— start —

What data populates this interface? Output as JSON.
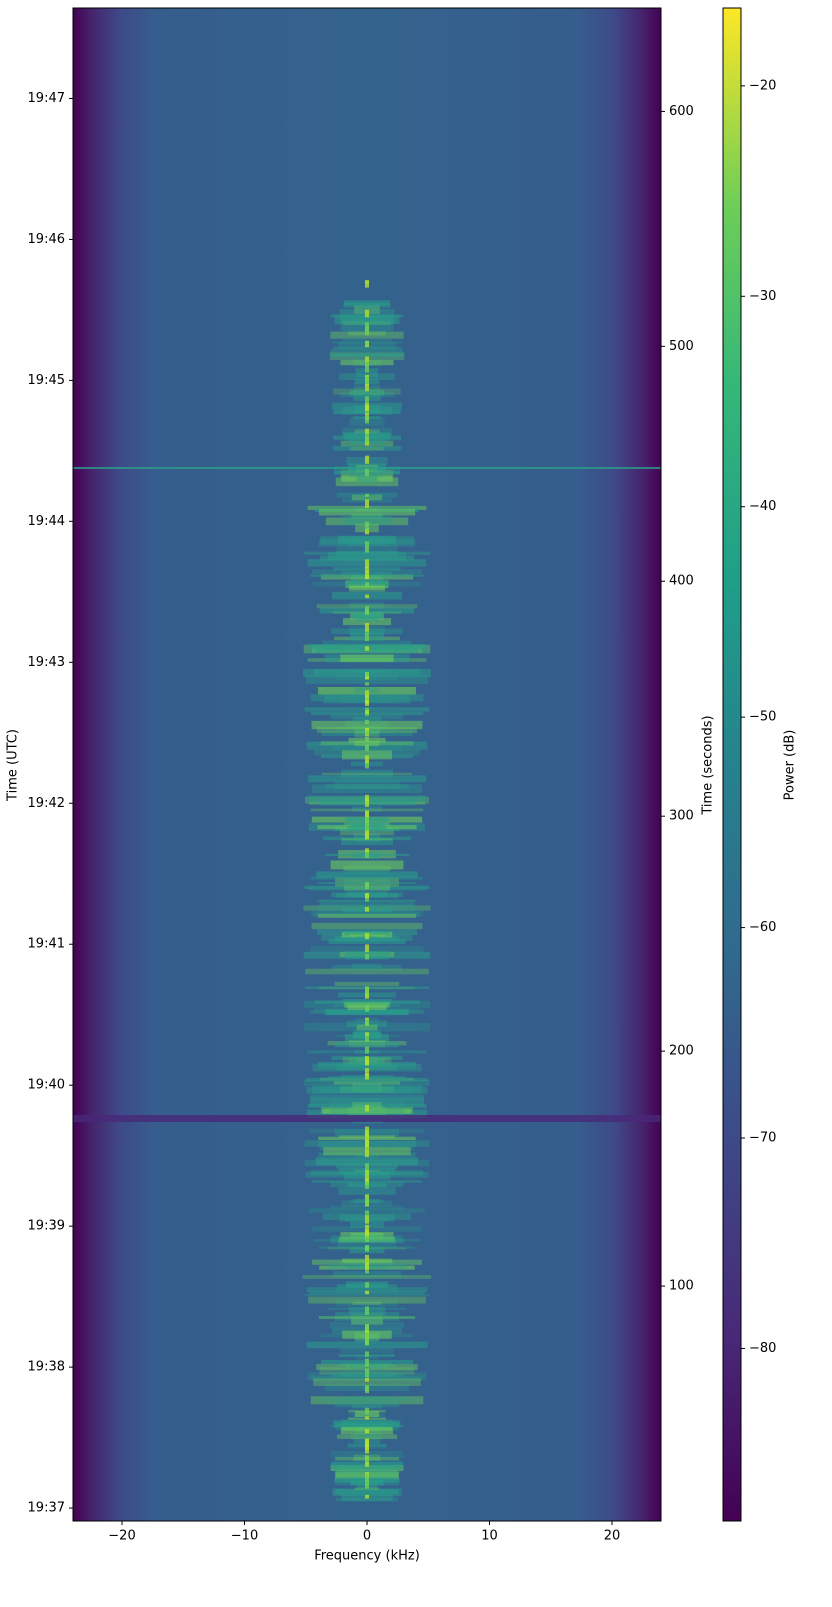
{
  "chart_data": {
    "type": "spectrogram",
    "xlabel": "Frequency (kHz)",
    "ylabel": "Time (UTC)",
    "y2label": "Time (seconds)",
    "colorbar_label": "Power (dB)",
    "colormap": "viridis",
    "xlim": [
      -24,
      24
    ],
    "xticks": [
      {
        "value": -20,
        "label": "−20"
      },
      {
        "value": -10,
        "label": "−10"
      },
      0,
      10,
      20
    ],
    "ylim": [
      70614.5,
      71258.5
    ],
    "yticks": [
      {
        "value": 70620,
        "label": "19:37"
      },
      {
        "value": 70680,
        "label": "19:38"
      },
      {
        "value": 70740,
        "label": "19:39"
      },
      {
        "value": 70800,
        "label": "19:40"
      },
      {
        "value": 70860,
        "label": "19:41"
      },
      {
        "value": 70920,
        "label": "19:42"
      },
      {
        "value": 70980,
        "label": "19:43"
      },
      {
        "value": 71040,
        "label": "19:44"
      },
      {
        "value": 71100,
        "label": "19:45"
      },
      {
        "value": 71160,
        "label": "19:46"
      },
      {
        "value": 71220,
        "label": "19:47"
      }
    ],
    "y2lim": [
      0,
      644
    ],
    "y2ticks": [
      100,
      200,
      300,
      400,
      500,
      600
    ],
    "clim": [
      -88.2,
      -16.3
    ],
    "cticks": [
      {
        "value": -80,
        "label": "−80"
      },
      {
        "value": -70,
        "label": "−70"
      },
      {
        "value": -60,
        "label": "−60"
      },
      {
        "value": -50,
        "label": "−50"
      },
      {
        "value": -40,
        "label": "−40"
      },
      {
        "value": -30,
        "label": "−30"
      },
      {
        "value": -20,
        "label": "−20"
      }
    ]
  }
}
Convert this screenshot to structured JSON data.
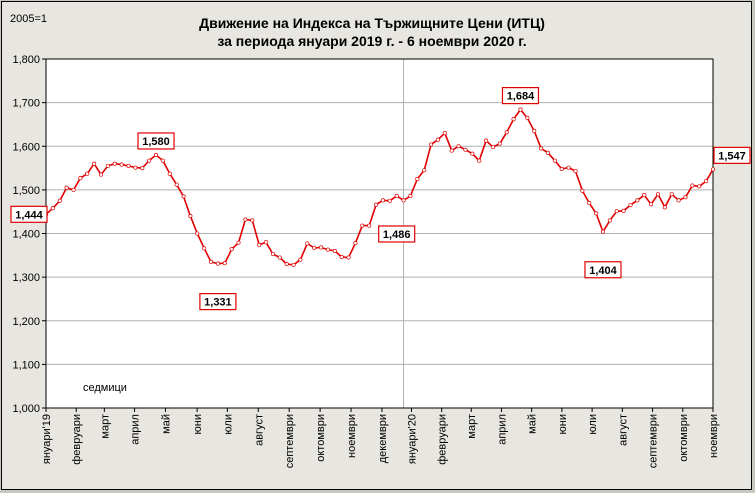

— end —

Send back the data above word for word, with the pictures left out.

▶ **The output**
What data populates this interface? Output as JSON.
{
  "chart_data": {
    "type": "spectrogram",
    "xlabel": "Frequency (kHz)",
    "ylabel": "Time (UTC)",
    "y2label": "Time (seconds)",
    "colorbar_label": "Power (dB)",
    "colormap": "viridis",
    "xlim": [
      -24,
      24
    ],
    "xticks": [
      {
        "value": -20,
        "label": "−20"
      },
      {
        "value": -10,
        "label": "−10"
      },
      0,
      10,
      20
    ],
    "ylim": [
      70614.5,
      71258.5
    ],
    "yticks": [
      {
        "value": 70620,
        "label": "19:37"
      },
      {
        "value": 70680,
        "label": "19:38"
      },
      {
        "value": 70740,
        "label": "19:39"
      },
      {
        "value": 70800,
        "label": "19:40"
      },
      {
        "value": 70860,
        "label": "19:41"
      },
      {
        "value": 70920,
        "label": "19:42"
      },
      {
        "value": 70980,
        "label": "19:43"
      },
      {
        "value": 71040,
        "label": "19:44"
      },
      {
        "value": 71100,
        "label": "19:45"
      },
      {
        "value": 71160,
        "label": "19:46"
      },
      {
        "value": 71220,
        "label": "19:47"
      }
    ],
    "y2lim": [
      0,
      644
    ],
    "y2ticks": [
      100,
      200,
      300,
      400,
      500,
      600
    ],
    "clim": [
      -88.2,
      -16.3
    ],
    "cticks": [
      {
        "value": -80,
        "label": "−80"
      },
      {
        "value": -70,
        "label": "−70"
      },
      {
        "value": -60,
        "label": "−60"
      },
      {
        "value": -50,
        "label": "−50"
      },
      {
        "value": -40,
        "label": "−40"
      },
      {
        "value": -30,
        "label": "−30"
      },
      {
        "value": -20,
        "label": "−20"
      }
    ]
  }
}
Convert this screenshot to structured JSON data.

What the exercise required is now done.